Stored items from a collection
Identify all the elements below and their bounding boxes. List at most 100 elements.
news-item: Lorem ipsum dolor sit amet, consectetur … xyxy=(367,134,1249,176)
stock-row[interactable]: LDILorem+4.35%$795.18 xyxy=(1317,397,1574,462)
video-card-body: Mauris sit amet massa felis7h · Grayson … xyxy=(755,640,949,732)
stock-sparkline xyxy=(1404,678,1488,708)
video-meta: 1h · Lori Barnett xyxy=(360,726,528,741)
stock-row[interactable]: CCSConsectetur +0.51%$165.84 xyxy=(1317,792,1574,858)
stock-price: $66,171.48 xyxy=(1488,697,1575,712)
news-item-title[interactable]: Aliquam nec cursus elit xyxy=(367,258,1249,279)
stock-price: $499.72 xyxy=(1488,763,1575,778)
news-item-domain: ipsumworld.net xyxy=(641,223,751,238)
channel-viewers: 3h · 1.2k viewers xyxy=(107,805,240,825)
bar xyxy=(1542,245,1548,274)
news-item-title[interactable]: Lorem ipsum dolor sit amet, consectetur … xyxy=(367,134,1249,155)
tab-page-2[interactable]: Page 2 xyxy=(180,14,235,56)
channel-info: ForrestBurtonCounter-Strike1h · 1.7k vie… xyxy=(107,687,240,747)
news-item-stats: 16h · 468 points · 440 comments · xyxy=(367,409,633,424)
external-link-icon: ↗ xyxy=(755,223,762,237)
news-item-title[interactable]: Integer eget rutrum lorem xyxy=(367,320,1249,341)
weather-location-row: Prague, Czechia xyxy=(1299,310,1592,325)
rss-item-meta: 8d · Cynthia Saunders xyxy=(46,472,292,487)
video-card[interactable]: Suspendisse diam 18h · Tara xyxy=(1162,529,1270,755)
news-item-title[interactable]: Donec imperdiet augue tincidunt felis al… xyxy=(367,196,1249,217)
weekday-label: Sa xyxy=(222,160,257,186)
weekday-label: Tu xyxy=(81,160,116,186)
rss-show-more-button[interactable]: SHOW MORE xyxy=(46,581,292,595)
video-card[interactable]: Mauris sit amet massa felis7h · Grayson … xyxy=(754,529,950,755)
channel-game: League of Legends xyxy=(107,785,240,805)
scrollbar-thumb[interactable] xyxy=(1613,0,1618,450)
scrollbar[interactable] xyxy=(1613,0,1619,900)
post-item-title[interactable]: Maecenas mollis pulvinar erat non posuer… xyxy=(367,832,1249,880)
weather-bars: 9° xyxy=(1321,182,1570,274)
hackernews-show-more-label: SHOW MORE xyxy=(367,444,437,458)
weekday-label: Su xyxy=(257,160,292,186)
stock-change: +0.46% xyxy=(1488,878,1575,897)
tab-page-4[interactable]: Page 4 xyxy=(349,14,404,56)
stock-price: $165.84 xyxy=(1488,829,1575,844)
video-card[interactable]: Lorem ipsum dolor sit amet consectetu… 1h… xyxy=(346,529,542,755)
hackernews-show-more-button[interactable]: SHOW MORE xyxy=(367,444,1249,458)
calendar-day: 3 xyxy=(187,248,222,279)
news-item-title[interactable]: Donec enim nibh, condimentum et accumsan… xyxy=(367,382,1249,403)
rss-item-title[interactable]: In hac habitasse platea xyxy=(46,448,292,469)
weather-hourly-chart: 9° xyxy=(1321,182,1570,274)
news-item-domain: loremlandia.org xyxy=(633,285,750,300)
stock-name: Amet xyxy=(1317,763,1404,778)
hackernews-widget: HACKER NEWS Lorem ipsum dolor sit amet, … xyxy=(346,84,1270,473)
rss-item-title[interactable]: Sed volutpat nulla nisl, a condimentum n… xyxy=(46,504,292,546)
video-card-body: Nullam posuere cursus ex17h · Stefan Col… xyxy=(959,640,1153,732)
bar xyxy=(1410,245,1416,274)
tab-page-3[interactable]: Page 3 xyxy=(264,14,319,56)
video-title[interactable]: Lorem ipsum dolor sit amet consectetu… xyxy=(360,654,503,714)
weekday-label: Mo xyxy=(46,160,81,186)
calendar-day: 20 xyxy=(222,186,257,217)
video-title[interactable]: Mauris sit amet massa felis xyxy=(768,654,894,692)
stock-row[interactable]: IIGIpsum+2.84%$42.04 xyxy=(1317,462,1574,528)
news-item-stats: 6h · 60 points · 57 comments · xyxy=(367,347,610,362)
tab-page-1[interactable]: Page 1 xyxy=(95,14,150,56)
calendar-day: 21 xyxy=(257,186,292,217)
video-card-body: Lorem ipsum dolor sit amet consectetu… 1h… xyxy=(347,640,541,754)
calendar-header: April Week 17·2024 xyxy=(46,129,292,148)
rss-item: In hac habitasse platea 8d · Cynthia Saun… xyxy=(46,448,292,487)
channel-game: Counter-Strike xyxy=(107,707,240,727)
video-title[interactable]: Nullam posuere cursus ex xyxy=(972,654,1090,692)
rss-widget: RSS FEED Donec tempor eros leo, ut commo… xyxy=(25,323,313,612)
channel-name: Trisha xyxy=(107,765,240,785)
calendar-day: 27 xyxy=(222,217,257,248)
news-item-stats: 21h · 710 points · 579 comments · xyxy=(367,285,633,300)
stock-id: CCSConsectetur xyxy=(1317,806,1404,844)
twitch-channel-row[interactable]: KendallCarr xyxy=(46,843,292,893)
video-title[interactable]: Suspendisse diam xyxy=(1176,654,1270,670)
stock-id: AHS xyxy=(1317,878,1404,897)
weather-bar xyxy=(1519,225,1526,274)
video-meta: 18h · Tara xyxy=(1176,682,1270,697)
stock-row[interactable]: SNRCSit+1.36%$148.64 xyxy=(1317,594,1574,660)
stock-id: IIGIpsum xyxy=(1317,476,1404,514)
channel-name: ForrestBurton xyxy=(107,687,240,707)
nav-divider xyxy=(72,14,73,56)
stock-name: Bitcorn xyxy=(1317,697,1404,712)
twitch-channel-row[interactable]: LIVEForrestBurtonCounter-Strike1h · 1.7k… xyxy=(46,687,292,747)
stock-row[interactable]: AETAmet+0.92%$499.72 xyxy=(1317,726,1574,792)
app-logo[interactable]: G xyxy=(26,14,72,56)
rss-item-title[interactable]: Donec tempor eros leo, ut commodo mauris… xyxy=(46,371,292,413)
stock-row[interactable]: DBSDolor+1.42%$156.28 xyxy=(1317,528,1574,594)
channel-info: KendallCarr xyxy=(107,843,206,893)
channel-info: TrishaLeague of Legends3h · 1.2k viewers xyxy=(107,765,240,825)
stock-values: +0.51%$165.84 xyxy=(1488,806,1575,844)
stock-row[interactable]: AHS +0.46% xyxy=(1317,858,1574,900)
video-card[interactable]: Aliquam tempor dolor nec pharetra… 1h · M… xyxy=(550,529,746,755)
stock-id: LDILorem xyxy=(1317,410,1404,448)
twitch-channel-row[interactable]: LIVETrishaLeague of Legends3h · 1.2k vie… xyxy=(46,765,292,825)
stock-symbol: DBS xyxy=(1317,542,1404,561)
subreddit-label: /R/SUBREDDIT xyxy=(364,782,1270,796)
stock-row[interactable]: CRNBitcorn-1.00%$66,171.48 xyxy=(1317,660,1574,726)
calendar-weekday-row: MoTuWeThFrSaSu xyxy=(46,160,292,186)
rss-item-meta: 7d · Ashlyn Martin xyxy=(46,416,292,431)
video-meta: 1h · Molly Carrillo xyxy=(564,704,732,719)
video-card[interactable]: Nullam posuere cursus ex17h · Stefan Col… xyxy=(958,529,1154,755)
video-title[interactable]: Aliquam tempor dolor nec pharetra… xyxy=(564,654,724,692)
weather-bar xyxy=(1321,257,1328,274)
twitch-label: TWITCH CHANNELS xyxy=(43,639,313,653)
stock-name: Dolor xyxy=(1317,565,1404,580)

...

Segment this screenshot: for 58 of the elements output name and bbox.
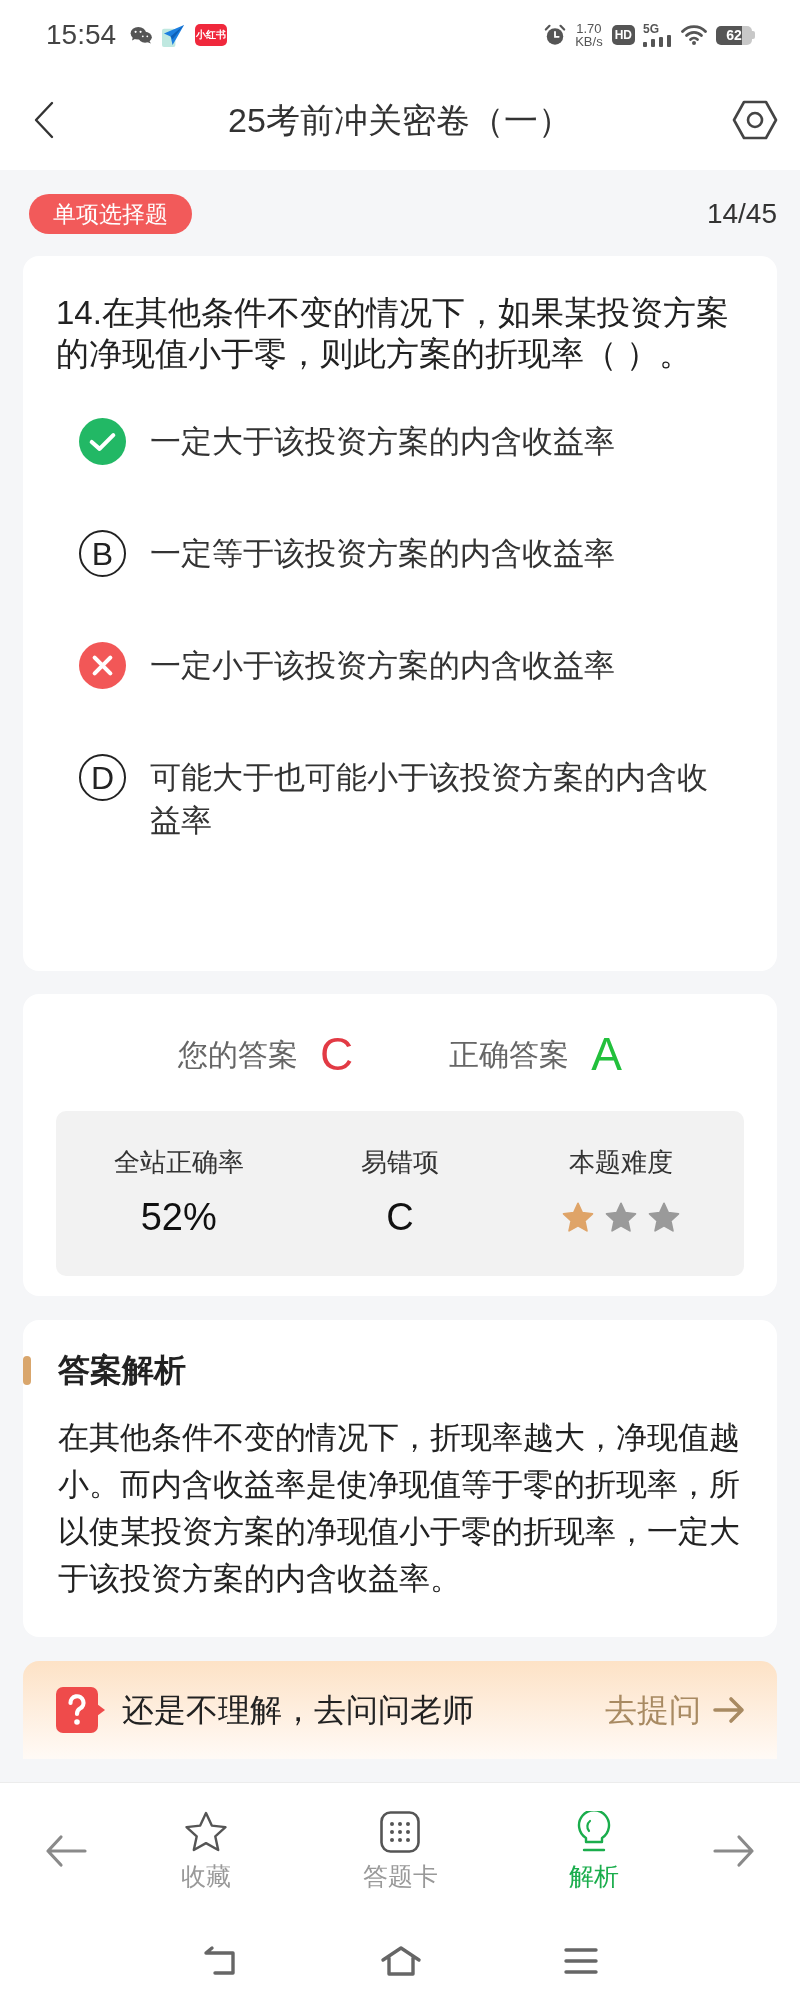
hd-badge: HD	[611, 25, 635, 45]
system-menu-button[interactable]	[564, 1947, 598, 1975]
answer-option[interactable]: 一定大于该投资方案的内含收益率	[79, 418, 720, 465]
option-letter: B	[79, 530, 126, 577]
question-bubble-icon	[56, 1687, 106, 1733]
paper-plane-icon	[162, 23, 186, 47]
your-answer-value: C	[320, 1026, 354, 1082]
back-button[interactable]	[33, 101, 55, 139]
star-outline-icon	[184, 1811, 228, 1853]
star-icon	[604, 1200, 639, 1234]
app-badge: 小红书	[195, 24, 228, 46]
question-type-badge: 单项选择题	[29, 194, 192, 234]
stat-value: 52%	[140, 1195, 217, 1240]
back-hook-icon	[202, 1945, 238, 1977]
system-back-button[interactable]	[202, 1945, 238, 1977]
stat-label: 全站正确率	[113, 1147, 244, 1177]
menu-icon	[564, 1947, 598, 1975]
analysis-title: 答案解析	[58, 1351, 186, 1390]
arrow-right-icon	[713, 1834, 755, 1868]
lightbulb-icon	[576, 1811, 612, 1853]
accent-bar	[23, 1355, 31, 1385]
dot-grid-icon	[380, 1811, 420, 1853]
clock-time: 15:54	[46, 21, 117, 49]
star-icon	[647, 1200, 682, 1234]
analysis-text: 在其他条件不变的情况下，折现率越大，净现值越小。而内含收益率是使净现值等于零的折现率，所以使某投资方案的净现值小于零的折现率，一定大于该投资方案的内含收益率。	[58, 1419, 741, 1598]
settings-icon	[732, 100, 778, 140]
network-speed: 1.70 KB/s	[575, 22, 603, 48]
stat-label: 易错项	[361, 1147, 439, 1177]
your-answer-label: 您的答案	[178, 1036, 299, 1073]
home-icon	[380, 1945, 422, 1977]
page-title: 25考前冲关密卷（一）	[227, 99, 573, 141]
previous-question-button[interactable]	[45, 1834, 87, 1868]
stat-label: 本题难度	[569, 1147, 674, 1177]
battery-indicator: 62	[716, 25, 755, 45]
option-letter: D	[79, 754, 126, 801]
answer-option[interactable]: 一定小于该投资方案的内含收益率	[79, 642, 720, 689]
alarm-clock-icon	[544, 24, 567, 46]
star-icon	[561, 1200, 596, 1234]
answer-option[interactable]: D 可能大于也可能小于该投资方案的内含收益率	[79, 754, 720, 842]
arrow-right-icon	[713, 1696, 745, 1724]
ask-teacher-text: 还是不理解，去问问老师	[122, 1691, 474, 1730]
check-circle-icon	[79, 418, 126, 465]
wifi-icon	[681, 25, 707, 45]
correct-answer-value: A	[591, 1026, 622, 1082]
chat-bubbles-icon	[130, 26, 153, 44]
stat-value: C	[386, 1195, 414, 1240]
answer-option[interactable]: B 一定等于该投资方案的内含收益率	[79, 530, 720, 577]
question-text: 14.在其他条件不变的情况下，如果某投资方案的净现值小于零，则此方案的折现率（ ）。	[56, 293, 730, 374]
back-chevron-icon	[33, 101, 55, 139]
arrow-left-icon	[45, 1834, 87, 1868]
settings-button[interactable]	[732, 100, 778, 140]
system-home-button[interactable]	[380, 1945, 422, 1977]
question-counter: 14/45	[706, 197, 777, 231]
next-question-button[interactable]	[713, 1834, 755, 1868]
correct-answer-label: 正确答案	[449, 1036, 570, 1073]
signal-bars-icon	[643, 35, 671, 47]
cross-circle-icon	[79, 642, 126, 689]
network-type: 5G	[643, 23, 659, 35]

EXERCISE AIM: Quote the data lines above, beginning with the line that contains "Identify all the" and ending with the line that contains "weekday-label: Tu xyxy=(81,160,116,186)", both included.

SOLUTION FOR THIS EXERCISE:
Identify all the elements below and their bounding boxes. List at most 100 elements.
news-item: Lorem ipsum dolor sit amet, consectetur … xyxy=(367,134,1249,176)
stock-row[interactable]: LDILorem+4.35%$795.18 xyxy=(1317,397,1574,462)
video-card-body: Mauris sit amet massa felis7h · Grayson … xyxy=(755,640,949,732)
stock-sparkline xyxy=(1404,678,1488,708)
video-meta: 1h · Lori Barnett xyxy=(360,726,528,741)
stock-row[interactable]: CCSConsectetur +0.51%$165.84 xyxy=(1317,792,1574,858)
stock-price: $66,171.48 xyxy=(1488,697,1575,712)
news-item-title[interactable]: Aliquam nec cursus elit xyxy=(367,258,1249,279)
stock-price: $499.72 xyxy=(1488,763,1575,778)
news-item-domain: ipsumworld.net xyxy=(641,223,751,238)
channel-viewers: 3h · 1.2k viewers xyxy=(107,805,240,825)
bar xyxy=(1542,245,1548,274)
news-item-title[interactable]: Lorem ipsum dolor sit amet, consectetur … xyxy=(367,134,1249,155)
tab-page-2[interactable]: Page 2 xyxy=(180,14,235,56)
channel-info: ForrestBurtonCounter-Strike1h · 1.7k vie… xyxy=(107,687,240,747)
news-item-stats: 16h · 468 points · 440 comments · xyxy=(367,409,633,424)
external-link-icon: ↗ xyxy=(755,223,762,237)
news-item-title[interactable]: Integer eget rutrum lorem xyxy=(367,320,1249,341)
weather-location-row: Prague, Czechia xyxy=(1299,310,1592,325)
rss-item-meta: 8d · Cynthia Saunders xyxy=(46,472,292,487)
video-card[interactable]: Suspendisse diam 18h · Tara xyxy=(1162,529,1270,755)
news-item-title[interactable]: Donec imperdiet augue tincidunt felis al… xyxy=(367,196,1249,217)
weekday-label: Sa xyxy=(222,160,257,186)
weekday-label: Tu xyxy=(81,160,116,186)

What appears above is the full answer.